## Begin Record extracts

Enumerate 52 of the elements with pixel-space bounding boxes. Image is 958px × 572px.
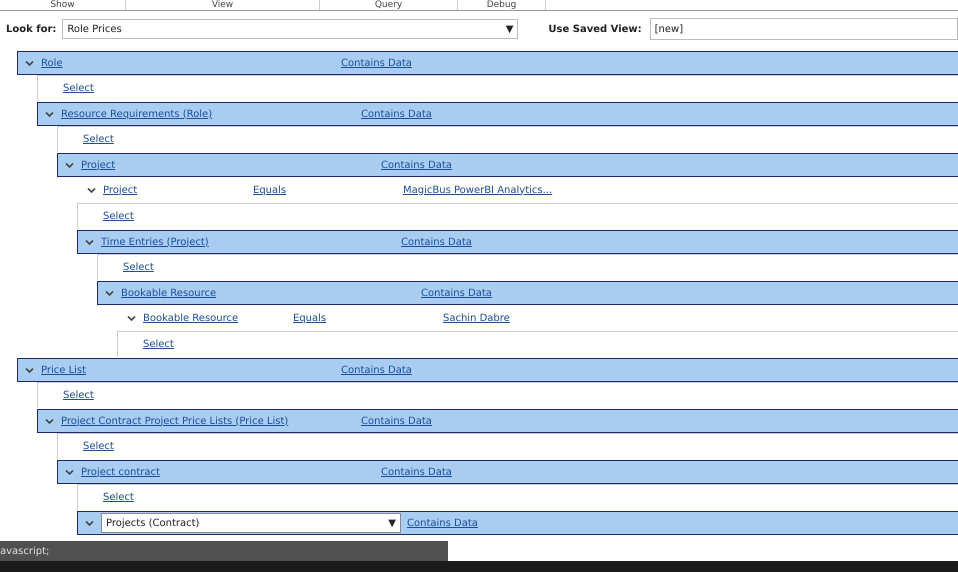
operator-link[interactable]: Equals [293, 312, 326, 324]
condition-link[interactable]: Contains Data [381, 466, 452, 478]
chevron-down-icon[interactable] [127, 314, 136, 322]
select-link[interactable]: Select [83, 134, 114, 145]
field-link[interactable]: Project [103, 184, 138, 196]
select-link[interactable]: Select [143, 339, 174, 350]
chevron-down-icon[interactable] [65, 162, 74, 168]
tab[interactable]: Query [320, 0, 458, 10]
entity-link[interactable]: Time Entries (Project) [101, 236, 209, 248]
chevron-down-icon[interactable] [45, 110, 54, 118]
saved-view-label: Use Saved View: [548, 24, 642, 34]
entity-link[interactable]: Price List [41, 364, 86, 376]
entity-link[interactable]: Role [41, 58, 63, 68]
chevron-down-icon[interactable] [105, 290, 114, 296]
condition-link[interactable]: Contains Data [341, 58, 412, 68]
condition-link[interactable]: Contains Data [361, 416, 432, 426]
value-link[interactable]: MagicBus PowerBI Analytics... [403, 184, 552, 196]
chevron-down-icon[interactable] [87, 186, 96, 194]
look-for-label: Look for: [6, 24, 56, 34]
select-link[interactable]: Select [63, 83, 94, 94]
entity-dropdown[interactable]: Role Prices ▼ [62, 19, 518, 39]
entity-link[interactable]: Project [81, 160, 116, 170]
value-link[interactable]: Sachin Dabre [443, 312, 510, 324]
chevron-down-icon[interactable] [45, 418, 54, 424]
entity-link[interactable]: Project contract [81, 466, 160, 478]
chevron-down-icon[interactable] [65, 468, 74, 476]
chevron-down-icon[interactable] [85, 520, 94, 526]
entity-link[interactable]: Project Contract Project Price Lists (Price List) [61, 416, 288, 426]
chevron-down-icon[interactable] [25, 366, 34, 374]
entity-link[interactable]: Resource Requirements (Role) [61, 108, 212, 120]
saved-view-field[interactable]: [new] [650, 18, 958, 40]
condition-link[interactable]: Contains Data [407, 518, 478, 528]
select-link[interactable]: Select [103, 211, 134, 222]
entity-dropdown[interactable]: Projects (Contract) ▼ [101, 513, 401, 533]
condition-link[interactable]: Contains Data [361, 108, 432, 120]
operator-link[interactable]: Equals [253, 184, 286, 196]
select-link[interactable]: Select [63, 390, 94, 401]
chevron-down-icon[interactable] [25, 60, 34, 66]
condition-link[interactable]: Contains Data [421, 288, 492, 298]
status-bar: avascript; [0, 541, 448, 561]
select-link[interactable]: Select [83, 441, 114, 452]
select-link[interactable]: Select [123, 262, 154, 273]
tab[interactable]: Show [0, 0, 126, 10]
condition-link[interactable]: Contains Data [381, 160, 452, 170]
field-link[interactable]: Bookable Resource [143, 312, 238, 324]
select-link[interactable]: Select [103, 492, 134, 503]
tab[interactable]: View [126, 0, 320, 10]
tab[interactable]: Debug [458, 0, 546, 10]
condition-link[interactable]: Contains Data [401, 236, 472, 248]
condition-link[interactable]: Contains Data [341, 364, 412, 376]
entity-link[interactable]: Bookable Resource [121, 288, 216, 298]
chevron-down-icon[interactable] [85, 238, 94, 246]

## End Record extracts

● **Given exercise**
Can you copy out every line of the material above word for word, leaving out the picture?

● **Response to the exercise**
Enumerate 52 of the elements with pixel-space bounding boxes. Image is 958px × 572px.
operator-link[interactable]: Equals [293, 312, 326, 324]
condition-link[interactable]: Contains Data [381, 466, 452, 478]
chevron-down-icon[interactable] [127, 314, 136, 322]
select-link[interactable]: Select [83, 134, 114, 145]
field-link[interactable]: Project [103, 184, 138, 196]
select-link[interactable]: Select [143, 339, 174, 350]
chevron-down-icon[interactable] [65, 162, 74, 168]
tab[interactable]: Query [320, 0, 458, 10]
entity-link[interactable]: Time Entries (Project) [101, 236, 209, 248]
chevron-down-icon[interactable] [45, 110, 54, 118]
saved-view-label: Use Saved View: [548, 24, 642, 34]
entity-link[interactable]: Price List [41, 364, 86, 376]
entity-link[interactable]: Role [41, 58, 63, 68]
chevron-down-icon[interactable] [105, 290, 114, 296]
condition-link[interactable]: Contains Data [341, 58, 412, 68]
condition-link[interactable]: Contains Data [361, 416, 432, 426]
value-link[interactable]: MagicBus PowerBI Analytics... [403, 184, 552, 196]
chevron-down-icon[interactable] [87, 186, 96, 194]
look-for-label: Look for: [6, 24, 56, 34]
select-link[interactable]: Select [63, 83, 94, 94]
entity-dropdown[interactable]: Role Prices ▼ [62, 19, 518, 39]
entity-link[interactable]: Project [81, 160, 116, 170]
value-link[interactable]: Sachin Dabre [443, 312, 510, 324]
chevron-down-icon[interactable] [45, 418, 54, 424]
entity-link[interactable]: Project contract [81, 466, 160, 478]
chevron-down-icon[interactable] [65, 468, 74, 476]
chevron-down-icon[interactable] [85, 520, 94, 526]
entity-link[interactable]: Project Contract Project Price Lists (Price List) [61, 416, 288, 426]
chevron-down-icon[interactable] [25, 366, 34, 374]
entity-link[interactable]: Resource Requirements (Role) [61, 108, 212, 120]
saved-view-field[interactable]: [new] [650, 18, 958, 40]
condition-link[interactable]: Contains Data [407, 518, 478, 528]
select-link[interactable]: Select [103, 211, 134, 222]
entity-dropdown[interactable]: Projects (Contract) ▼ [101, 513, 401, 533]
condition-link[interactable]: Contains Data [361, 108, 432, 120]
operator-link[interactable]: Equals [253, 184, 286, 196]
select-link[interactable]: Select [63, 390, 94, 401]
chevron-down-icon[interactable] [25, 60, 34, 66]
condition-link[interactable]: Contains Data [421, 288, 492, 298]
status-bar: avascript; [0, 541, 448, 561]
select-link[interactable]: Select [83, 441, 114, 452]
select-link[interactable]: Select [123, 262, 154, 273]
tab[interactable]: Show [0, 0, 126, 10]
condition-link[interactable]: Contains Data [381, 160, 452, 170]
field-link[interactable]: Bookable Resource [143, 312, 238, 324]
select-link[interactable]: Select [103, 492, 134, 503]
tab[interactable]: View [126, 0, 320, 10]
tab[interactable]: Debug [458, 0, 546, 10]
condition-link[interactable]: Contains Data [401, 236, 472, 248]
condition-link[interactable]: Contains Data [341, 364, 412, 376]
entity-link[interactable]: Bookable Resource [121, 288, 216, 298]
chevron-down-icon[interactable] [85, 238, 94, 246]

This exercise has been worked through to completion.